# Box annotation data

_ _ _ _ _

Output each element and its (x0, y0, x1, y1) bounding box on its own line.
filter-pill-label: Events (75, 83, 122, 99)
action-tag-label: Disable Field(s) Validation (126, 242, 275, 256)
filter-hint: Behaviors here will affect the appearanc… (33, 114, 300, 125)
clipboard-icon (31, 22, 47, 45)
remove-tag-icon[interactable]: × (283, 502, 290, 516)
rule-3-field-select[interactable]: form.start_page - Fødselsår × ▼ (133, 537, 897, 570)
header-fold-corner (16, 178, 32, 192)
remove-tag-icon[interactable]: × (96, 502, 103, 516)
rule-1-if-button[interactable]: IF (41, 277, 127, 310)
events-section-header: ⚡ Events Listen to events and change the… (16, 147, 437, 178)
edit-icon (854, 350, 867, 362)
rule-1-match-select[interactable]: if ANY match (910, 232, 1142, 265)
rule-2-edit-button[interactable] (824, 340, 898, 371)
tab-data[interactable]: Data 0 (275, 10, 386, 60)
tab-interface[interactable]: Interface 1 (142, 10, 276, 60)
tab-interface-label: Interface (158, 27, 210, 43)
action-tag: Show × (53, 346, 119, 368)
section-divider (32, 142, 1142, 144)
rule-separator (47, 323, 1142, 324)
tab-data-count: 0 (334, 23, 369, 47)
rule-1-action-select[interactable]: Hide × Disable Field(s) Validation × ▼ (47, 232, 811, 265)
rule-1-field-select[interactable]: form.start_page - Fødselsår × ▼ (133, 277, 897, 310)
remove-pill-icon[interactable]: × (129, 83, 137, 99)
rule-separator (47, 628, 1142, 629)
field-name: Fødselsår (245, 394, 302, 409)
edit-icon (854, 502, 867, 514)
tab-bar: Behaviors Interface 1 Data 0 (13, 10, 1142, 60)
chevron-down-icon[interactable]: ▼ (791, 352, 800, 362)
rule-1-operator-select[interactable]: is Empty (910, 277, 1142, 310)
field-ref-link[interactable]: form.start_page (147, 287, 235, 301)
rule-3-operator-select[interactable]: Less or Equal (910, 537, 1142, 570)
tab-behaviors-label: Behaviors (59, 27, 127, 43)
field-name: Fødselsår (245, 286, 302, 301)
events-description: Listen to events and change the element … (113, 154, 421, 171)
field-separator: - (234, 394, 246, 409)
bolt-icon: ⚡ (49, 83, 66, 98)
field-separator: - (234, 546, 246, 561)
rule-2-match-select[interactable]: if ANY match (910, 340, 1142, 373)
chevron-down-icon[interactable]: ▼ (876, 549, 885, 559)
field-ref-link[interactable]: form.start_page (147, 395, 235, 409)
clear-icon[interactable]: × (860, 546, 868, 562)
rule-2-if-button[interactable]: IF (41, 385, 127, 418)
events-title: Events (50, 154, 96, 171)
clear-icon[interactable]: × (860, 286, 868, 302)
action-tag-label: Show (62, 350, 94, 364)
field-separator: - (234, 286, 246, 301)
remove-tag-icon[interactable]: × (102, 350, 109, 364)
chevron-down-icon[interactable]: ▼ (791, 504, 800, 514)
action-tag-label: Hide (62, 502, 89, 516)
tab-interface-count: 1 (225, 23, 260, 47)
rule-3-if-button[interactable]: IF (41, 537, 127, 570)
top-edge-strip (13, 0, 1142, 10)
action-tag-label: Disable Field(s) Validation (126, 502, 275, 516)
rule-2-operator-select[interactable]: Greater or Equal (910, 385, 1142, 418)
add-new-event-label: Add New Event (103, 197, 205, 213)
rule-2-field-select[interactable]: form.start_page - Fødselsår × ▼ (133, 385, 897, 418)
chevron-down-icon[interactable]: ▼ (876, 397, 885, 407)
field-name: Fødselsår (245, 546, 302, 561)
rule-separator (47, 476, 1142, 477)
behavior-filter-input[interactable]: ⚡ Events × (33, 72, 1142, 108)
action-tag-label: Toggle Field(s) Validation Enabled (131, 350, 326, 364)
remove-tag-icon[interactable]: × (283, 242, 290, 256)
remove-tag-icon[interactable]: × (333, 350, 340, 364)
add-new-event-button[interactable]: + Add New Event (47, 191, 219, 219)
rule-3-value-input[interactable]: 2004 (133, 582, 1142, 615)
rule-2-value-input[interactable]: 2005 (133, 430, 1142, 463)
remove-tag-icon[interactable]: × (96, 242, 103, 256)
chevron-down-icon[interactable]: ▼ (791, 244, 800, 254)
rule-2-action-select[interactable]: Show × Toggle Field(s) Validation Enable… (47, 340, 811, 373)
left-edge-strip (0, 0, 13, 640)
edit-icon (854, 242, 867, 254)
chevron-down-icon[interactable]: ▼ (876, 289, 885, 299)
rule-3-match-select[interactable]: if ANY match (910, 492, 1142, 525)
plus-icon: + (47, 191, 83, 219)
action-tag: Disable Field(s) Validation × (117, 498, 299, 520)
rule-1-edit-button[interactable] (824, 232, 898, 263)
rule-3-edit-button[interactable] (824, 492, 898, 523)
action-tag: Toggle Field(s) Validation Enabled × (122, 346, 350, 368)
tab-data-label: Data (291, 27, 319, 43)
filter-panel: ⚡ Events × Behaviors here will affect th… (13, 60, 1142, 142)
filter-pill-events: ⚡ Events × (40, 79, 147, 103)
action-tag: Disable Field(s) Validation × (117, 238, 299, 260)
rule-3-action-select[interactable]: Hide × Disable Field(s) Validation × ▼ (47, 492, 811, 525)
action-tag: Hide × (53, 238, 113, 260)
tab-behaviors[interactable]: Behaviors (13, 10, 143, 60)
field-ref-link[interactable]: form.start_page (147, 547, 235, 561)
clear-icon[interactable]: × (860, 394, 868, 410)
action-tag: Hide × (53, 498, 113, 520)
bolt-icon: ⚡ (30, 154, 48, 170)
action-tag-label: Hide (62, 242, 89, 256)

_ _ _ _ _

# Task requirements
Print every line in these entries again with nothing changed.

# Written response
Output each element and its (x0, y0, x1, y1) bounding box on its own line.
filter-pill-label: Events (75, 83, 122, 99)
action-tag-label: Disable Field(s) Validation (126, 242, 275, 256)
filter-hint: Behaviors here will affect the appearanc… (33, 114, 300, 125)
clipboard-icon (31, 22, 47, 45)
remove-tag-icon[interactable]: × (283, 502, 290, 516)
rule-3-field-select[interactable]: form.start_page - Fødselsår × ▼ (133, 537, 897, 570)
header-fold-corner (16, 178, 32, 192)
remove-tag-icon[interactable]: × (96, 502, 103, 516)
rule-1-if-button[interactable]: IF (41, 277, 127, 310)
events-section-header: ⚡ Events Listen to events and change the… (16, 147, 437, 178)
edit-icon (854, 350, 867, 362)
rule-1-match-select[interactable]: if ANY match (910, 232, 1142, 265)
rule-2-edit-button[interactable] (824, 340, 898, 371)
tab-data[interactable]: Data 0 (275, 10, 386, 60)
tab-interface[interactable]: Interface 1 (142, 10, 276, 60)
tab-interface-label: Interface (158, 27, 210, 43)
action-tag: Show × (53, 346, 119, 368)
section-divider (32, 142, 1142, 144)
rule-separator (47, 323, 1142, 324)
tab-data-count: 0 (334, 23, 369, 47)
rule-1-action-select[interactable]: Hide × Disable Field(s) Validation × ▼ (47, 232, 811, 265)
rule-1-field-select[interactable]: form.start_page - Fødselsår × ▼ (133, 277, 897, 310)
remove-pill-icon[interactable]: × (129, 83, 137, 99)
rule-separator (47, 628, 1142, 629)
field-name: Fødselsår (245, 394, 302, 409)
edit-icon (854, 502, 867, 514)
tab-bar: Behaviors Interface 1 Data 0 (13, 10, 1142, 60)
chevron-down-icon[interactable]: ▼ (791, 352, 800, 362)
rule-1-operator-select[interactable]: is Empty (910, 277, 1142, 310)
field-ref-link[interactable]: form.start_page (147, 287, 235, 301)
rule-3-operator-select[interactable]: Less or Equal (910, 537, 1142, 570)
tab-behaviors-label: Behaviors (59, 27, 127, 43)
field-name: Fødselsår (245, 286, 302, 301)
events-description: Listen to events and change the element … (113, 154, 421, 171)
field-separator: - (234, 394, 246, 409)
bolt-icon: ⚡ (49, 83, 66, 98)
field-separator: - (234, 546, 246, 561)
rule-2-match-select[interactable]: if ANY match (910, 340, 1142, 373)
chevron-down-icon[interactable]: ▼ (876, 549, 885, 559)
field-ref-link[interactable]: form.start_page (147, 395, 235, 409)
clear-icon[interactable]: × (860, 546, 868, 562)
rule-2-if-button[interactable]: IF (41, 385, 127, 418)
events-title: Events (50, 154, 96, 171)
clear-icon[interactable]: × (860, 286, 868, 302)
action-tag-label: Show (62, 350, 94, 364)
field-separator: - (234, 286, 246, 301)
remove-tag-icon[interactable]: × (102, 350, 109, 364)
chevron-down-icon[interactable]: ▼ (791, 504, 800, 514)
action-tag-label: Hide (62, 502, 89, 516)
tab-interface-count: 1 (225, 23, 260, 47)
rule-3-if-button[interactable]: IF (41, 537, 127, 570)
top-edge-strip (13, 0, 1142, 10)
action-tag-label: Disable Field(s) Validation (126, 502, 275, 516)
rule-2-operator-select[interactable]: Greater or Equal (910, 385, 1142, 418)
add-new-event-label: Add New Event (103, 197, 205, 213)
rule-2-field-select[interactable]: form.start_page - Fødselsår × ▼ (133, 385, 897, 418)
chevron-down-icon[interactable]: ▼ (876, 397, 885, 407)
field-name: Fødselsår (245, 546, 302, 561)
rule-separator (47, 476, 1142, 477)
behavior-filter-input[interactable]: ⚡ Events × (33, 72, 1142, 108)
action-tag-label: Toggle Field(s) Validation Enabled (131, 350, 326, 364)
remove-tag-icon[interactable]: × (283, 242, 290, 256)
remove-tag-icon[interactable]: × (333, 350, 340, 364)
add-new-event-button[interactable]: + Add New Event (47, 191, 219, 219)
rule-3-value-input[interactable]: 2004 (133, 582, 1142, 615)
rule-2-value-input[interactable]: 2005 (133, 430, 1142, 463)
remove-tag-icon[interactable]: × (96, 242, 103, 256)
chevron-down-icon[interactable]: ▼ (791, 244, 800, 254)
rule-2-action-select[interactable]: Show × Toggle Field(s) Validation Enable… (47, 340, 811, 373)
left-edge-strip (0, 0, 13, 640)
edit-icon (854, 242, 867, 254)
chevron-down-icon[interactable]: ▼ (876, 289, 885, 299)
rule-3-match-select[interactable]: if ANY match (910, 492, 1142, 525)
plus-icon: + (47, 191, 83, 219)
action-tag: Disable Field(s) Validation × (117, 498, 299, 520)
rule-1-edit-button[interactable] (824, 232, 898, 263)
rule-3-edit-button[interactable] (824, 492, 898, 523)
action-tag: Toggle Field(s) Validation Enabled × (122, 346, 350, 368)
tab-data-label: Data (291, 27, 319, 43)
filter-panel: ⚡ Events × Behaviors here will affect th… (13, 60, 1142, 142)
filter-pill-events: ⚡ Events × (40, 79, 147, 103)
action-tag: Disable Field(s) Validation × (117, 238, 299, 260)
rule-3-action-select[interactable]: Hide × Disable Field(s) Validation × ▼ (47, 492, 811, 525)
action-tag: Hide × (53, 238, 113, 260)
tab-behaviors[interactable]: Behaviors (13, 10, 143, 60)
field-ref-link[interactable]: form.start_page (147, 547, 235, 561)
clear-icon[interactable]: × (860, 394, 868, 410)
action-tag: Hide × (53, 498, 113, 520)
bolt-icon: ⚡ (30, 154, 48, 170)
action-tag-label: Hide (62, 242, 89, 256)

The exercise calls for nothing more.